[Stored data]
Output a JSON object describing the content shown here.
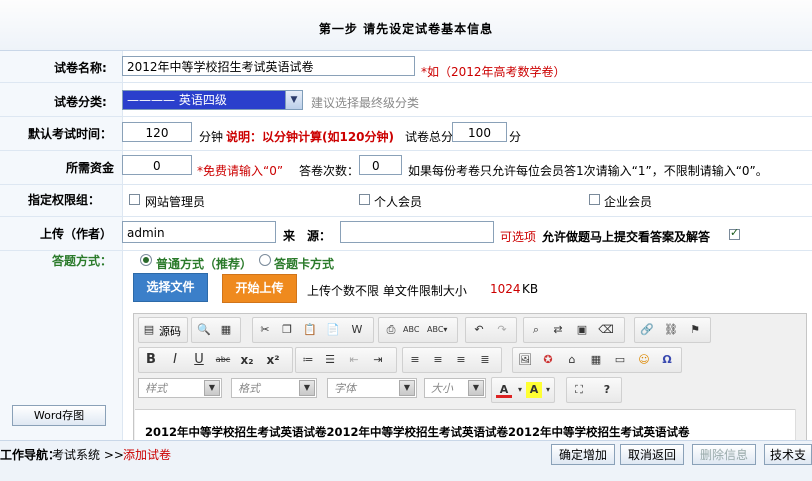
{
  "header": {
    "title": "第一步  请先设定试卷基本信息"
  },
  "exam_name": {
    "label": "试卷名称:",
    "value": "2012年中等学校招生考试英语试卷",
    "hint": "*如（2012年高考数学卷）"
  },
  "category": {
    "label": "试卷分类:",
    "selected": "———— 英语四级",
    "hint": "建议选择最终级分类"
  },
  "time": {
    "label": "默认考试时间：",
    "value": "120",
    "unit": "分钟",
    "note": "说明：以分钟计算(如120分钟)",
    "total_label": "试卷总分",
    "total_value": "100",
    "total_unit": "分"
  },
  "funds": {
    "label": "所需资金",
    "value": "0",
    "free_hint": "*免费请输入“0”",
    "count_label": "答卷次数：",
    "count_value": "0",
    "count_hint": "如果每份考卷只允许每位会员答1次请输入“1”，不限制请输入“0”。"
  },
  "permissions": {
    "label": "指定权限组：",
    "options": [
      "网站管理员",
      "个人会员",
      "企业会员"
    ]
  },
  "uploader": {
    "label": "上传（作者）",
    "value": "admin",
    "source_label": "来　源：",
    "source_value": "",
    "optional": "可选项",
    "allow_label": "允许做题马上提交看答案及解答"
  },
  "answer_mode": {
    "label": "答题方式：",
    "options": [
      "普通方式（推荐）",
      "答题卡方式"
    ]
  },
  "upload": {
    "choose": "选择文件",
    "start": "开始上传",
    "info": "上传个数不限  单文件限制大小",
    "size": "1024",
    "size_unit": "KB"
  },
  "editor": {
    "source_label": "源码",
    "combos": [
      "样式",
      "格式",
      "字体",
      "大小"
    ],
    "content": "2012年中等学校招生考试英语试卷2012年中等学校招生考试英语试卷2012年中等学校招生考试英语试卷"
  },
  "word_button": "Word存图",
  "footer": {
    "nav_label": "工作导航：",
    "nav_item": "考试系统 >>",
    "nav_current": "添加试卷",
    "buttons": [
      "确定增加",
      "取消返回",
      "删除信息",
      "技术支"
    ]
  },
  "colors": {
    "accent_blue": "#3b7fc9",
    "accent_orange": "#ef8a1e",
    "red": "#cc0000",
    "green_label": "#2a7a2a"
  }
}
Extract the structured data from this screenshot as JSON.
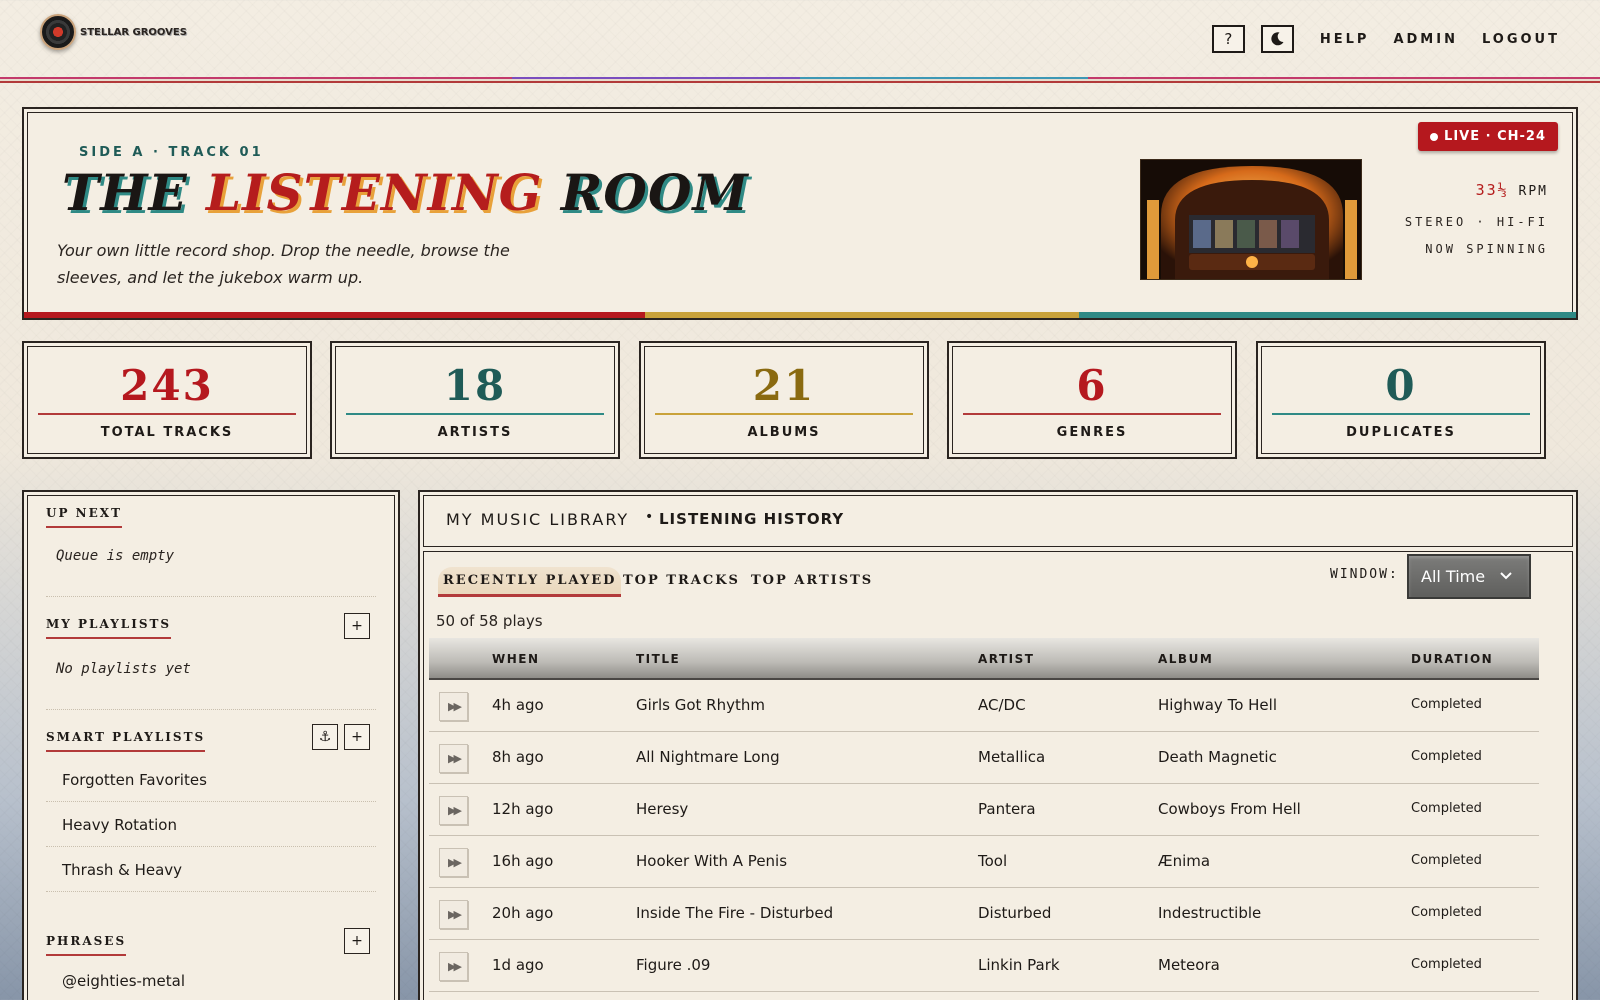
{
  "app": {
    "name": "STELLAR GROOVES"
  },
  "nav": {
    "help_icon": "?",
    "theme_icon": "moon-icon",
    "links": [
      "HELP",
      "ADMIN",
      "LOGOUT"
    ]
  },
  "hero": {
    "eyebrow": "SIDE A · TRACK 01",
    "title_part1": "THE",
    "title_part2": "LISTENING",
    "title_part3": "ROOM",
    "subtitle": "Your own little record shop. Drop the needle, browse the sleeves, and let the jukebox warm up.",
    "live_badge": "LIVE · CH-24",
    "rpm_value": "33⅓",
    "rpm_unit": "RPM",
    "spec_line1": "STEREO · HI-FI",
    "spec_line2": "NOW SPINNING",
    "strip_colors": [
      "#b5181e",
      "#c9a23a",
      "#2f8a85"
    ]
  },
  "stats": [
    {
      "value": "243",
      "label": "TOTAL TRACKS",
      "color": "#b5181e",
      "line": "#b23a3a"
    },
    {
      "value": "18",
      "label": "ARTISTS",
      "color": "#1f5b57",
      "line": "#2f8a85"
    },
    {
      "value": "21",
      "label": "ALBUMS",
      "color": "#8a6a10",
      "line": "#c9a23a"
    },
    {
      "value": "6",
      "label": "GENRES",
      "color": "#b5181e",
      "line": "#b23a3a"
    },
    {
      "value": "0",
      "label": "DUPLICATES",
      "color": "#1f5b57",
      "line": "#2f8a85"
    }
  ],
  "sidebar": {
    "up_next": {
      "heading": "UP NEXT",
      "empty": "Queue is empty"
    },
    "my_playlists": {
      "heading": "MY PLAYLISTS",
      "add_label": "+",
      "empty": "No playlists yet"
    },
    "smart_playlists": {
      "heading": "SMART PLAYLISTS",
      "anchor_label": "⚓",
      "add_label": "+",
      "items": [
        "Forgotten Favorites",
        "Heavy Rotation",
        "Thrash & Heavy"
      ]
    },
    "phrases": {
      "heading": "PHRASES",
      "add_label": "+",
      "items": [
        "@eighties-metal"
      ]
    }
  },
  "main": {
    "breadcrumb": {
      "root": "MY MUSIC LIBRARY",
      "separator": "•",
      "current": "LISTENING HISTORY"
    },
    "tabs": [
      "RECENTLY PLAYED",
      "TOP TRACKS",
      "TOP ARTISTS"
    ],
    "window_label": "WINDOW:",
    "window_value": "All Time",
    "count_text": "50 of 58 plays",
    "columns": [
      "WHEN",
      "TITLE",
      "ARTIST",
      "ALBUM",
      "DURATION"
    ],
    "rows": [
      {
        "when": "4h ago",
        "title": "Girls Got Rhythm",
        "artist": "AC/DC",
        "album": "Highway To Hell",
        "duration": "Completed"
      },
      {
        "when": "8h ago",
        "title": "All Nightmare Long",
        "artist": "Metallica",
        "album": "Death Magnetic",
        "duration": "Completed"
      },
      {
        "when": "12h ago",
        "title": "Heresy",
        "artist": "Pantera",
        "album": "Cowboys From Hell",
        "duration": "Completed"
      },
      {
        "when": "16h ago",
        "title": "Hooker With A Penis",
        "artist": "Tool",
        "album": "Ænima",
        "duration": "Completed"
      },
      {
        "when": "20h ago",
        "title": "Inside The Fire - Disturbed",
        "artist": "Disturbed",
        "album": "Indestructible",
        "duration": "Completed"
      },
      {
        "when": "1d ago",
        "title": "Figure .09",
        "artist": "Linkin Park",
        "album": "Meteora",
        "duration": "Completed"
      }
    ]
  }
}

• [WORK TO BE COMPLETED]: Leave out the pictures and transcribe the entries above exactly.

• [ANSWER TO THIS EXERCISE]:
Output a JSON object describing the content shown here.
{
  "header": {
    "title": "第一步  请先设定试卷基本信息"
  },
  "exam_name": {
    "label": "试卷名称:",
    "value": "2012年中等学校招生考试英语试卷",
    "hint": "*如（2012年高考数学卷）"
  },
  "category": {
    "label": "试卷分类:",
    "selected": "———— 英语四级",
    "hint": "建议选择最终级分类"
  },
  "time": {
    "label": "默认考试时间：",
    "value": "120",
    "unit": "分钟",
    "note": "说明：以分钟计算(如120分钟)",
    "total_label": "试卷总分",
    "total_value": "100",
    "total_unit": "分"
  },
  "funds": {
    "label": "所需资金",
    "value": "0",
    "free_hint": "*免费请输入“0”",
    "count_label": "答卷次数：",
    "count_value": "0",
    "count_hint": "如果每份考卷只允许每位会员答1次请输入“1”，不限制请输入“0”。"
  },
  "permissions": {
    "label": "指定权限组：",
    "options": [
      "网站管理员",
      "个人会员",
      "企业会员"
    ]
  },
  "uploader": {
    "label": "上传（作者）",
    "value": "admin",
    "source_label": "来　源：",
    "source_value": "",
    "optional": "可选项",
    "allow_label": "允许做题马上提交看答案及解答"
  },
  "answer_mode": {
    "label": "答题方式：",
    "options": [
      "普通方式（推荐）",
      "答题卡方式"
    ]
  },
  "upload": {
    "choose": "选择文件",
    "start": "开始上传",
    "info": "上传个数不限  单文件限制大小",
    "size": "1024",
    "size_unit": "KB"
  },
  "editor": {
    "source_label": "源码",
    "combos": [
      "样式",
      "格式",
      "字体",
      "大小"
    ],
    "content": "2012年中等学校招生考试英语试卷2012年中等学校招生考试英语试卷2012年中等学校招生考试英语试卷"
  },
  "word_button": "Word存图",
  "footer": {
    "nav_label": "工作导航：",
    "nav_item": "考试系统 >>",
    "nav_current": "添加试卷",
    "buttons": [
      "确定增加",
      "取消返回",
      "删除信息",
      "技术支"
    ]
  },
  "colors": {
    "accent_blue": "#3b7fc9",
    "accent_orange": "#ef8a1e",
    "red": "#cc0000",
    "green_label": "#2a7a2a"
  }
}
Extract the structured data from this screenshot as JSON.
{
  "app": {
    "name": "STELLAR GROOVES"
  },
  "nav": {
    "help_icon": "?",
    "theme_icon": "moon-icon",
    "links": [
      "HELP",
      "ADMIN",
      "LOGOUT"
    ]
  },
  "hero": {
    "eyebrow": "SIDE A · TRACK 01",
    "title_part1": "THE",
    "title_part2": "LISTENING",
    "title_part3": "ROOM",
    "subtitle": "Your own little record shop. Drop the needle, browse the sleeves, and let the jukebox warm up.",
    "live_badge": "LIVE · CH-24",
    "rpm_value": "33⅓",
    "rpm_unit": "RPM",
    "spec_line1": "STEREO · HI-FI",
    "spec_line2": "NOW SPINNING",
    "strip_colors": [
      "#b5181e",
      "#c9a23a",
      "#2f8a85"
    ]
  },
  "stats": [
    {
      "value": "243",
      "label": "TOTAL TRACKS",
      "color": "#b5181e",
      "line": "#b23a3a"
    },
    {
      "value": "18",
      "label": "ARTISTS",
      "color": "#1f5b57",
      "line": "#2f8a85"
    },
    {
      "value": "21",
      "label": "ALBUMS",
      "color": "#8a6a10",
      "line": "#c9a23a"
    },
    {
      "value": "6",
      "label": "GENRES",
      "color": "#b5181e",
      "line": "#b23a3a"
    },
    {
      "value": "0",
      "label": "DUPLICATES",
      "color": "#1f5b57",
      "line": "#2f8a85"
    }
  ],
  "sidebar": {
    "up_next": {
      "heading": "UP NEXT",
      "empty": "Queue is empty"
    },
    "my_playlists": {
      "heading": "MY PLAYLISTS",
      "add_label": "+",
      "empty": "No playlists yet"
    },
    "smart_playlists": {
      "heading": "SMART PLAYLISTS",
      "anchor_label": "⚓",
      "add_label": "+",
      "items": [
        "Forgotten Favorites",
        "Heavy Rotation",
        "Thrash & Heavy"
      ]
    },
    "phrases": {
      "heading": "PHRASES",
      "add_label": "+",
      "items": [
        "@eighties-metal"
      ]
    }
  },
  "main": {
    "breadcrumb": {
      "root": "MY MUSIC LIBRARY",
      "separator": "•",
      "current": "LISTENING HISTORY"
    },
    "tabs": [
      "RECENTLY PLAYED",
      "TOP TRACKS",
      "TOP ARTISTS"
    ],
    "window_label": "WINDOW:",
    "window_value": "All Time",
    "count_text": "50 of 58 plays",
    "columns": [
      "WHEN",
      "TITLE",
      "ARTIST",
      "ALBUM",
      "DURATION"
    ],
    "rows": [
      {
        "when": "4h ago",
        "title": "Girls Got Rhythm",
        "artist": "AC/DC",
        "album": "Highway To Hell",
        "duration": "Completed"
      },
      {
        "when": "8h ago",
        "title": "All Nightmare Long",
        "artist": "Metallica",
        "album": "Death Magnetic",
        "duration": "Completed"
      },
      {
        "when": "12h ago",
        "title": "Heresy",
        "artist": "Pantera",
        "album": "Cowboys From Hell",
        "duration": "Completed"
      },
      {
        "when": "16h ago",
        "title": "Hooker With A Penis",
        "artist": "Tool",
        "album": "Ænima",
        "duration": "Completed"
      },
      {
        "when": "20h ago",
        "title": "Inside The Fire - Disturbed",
        "artist": "Disturbed",
        "album": "Indestructible",
        "duration": "Completed"
      },
      {
        "when": "1d ago",
        "title": "Figure .09",
        "artist": "Linkin Park",
        "album": "Meteora",
        "duration": "Completed"
      }
    ]
  }
}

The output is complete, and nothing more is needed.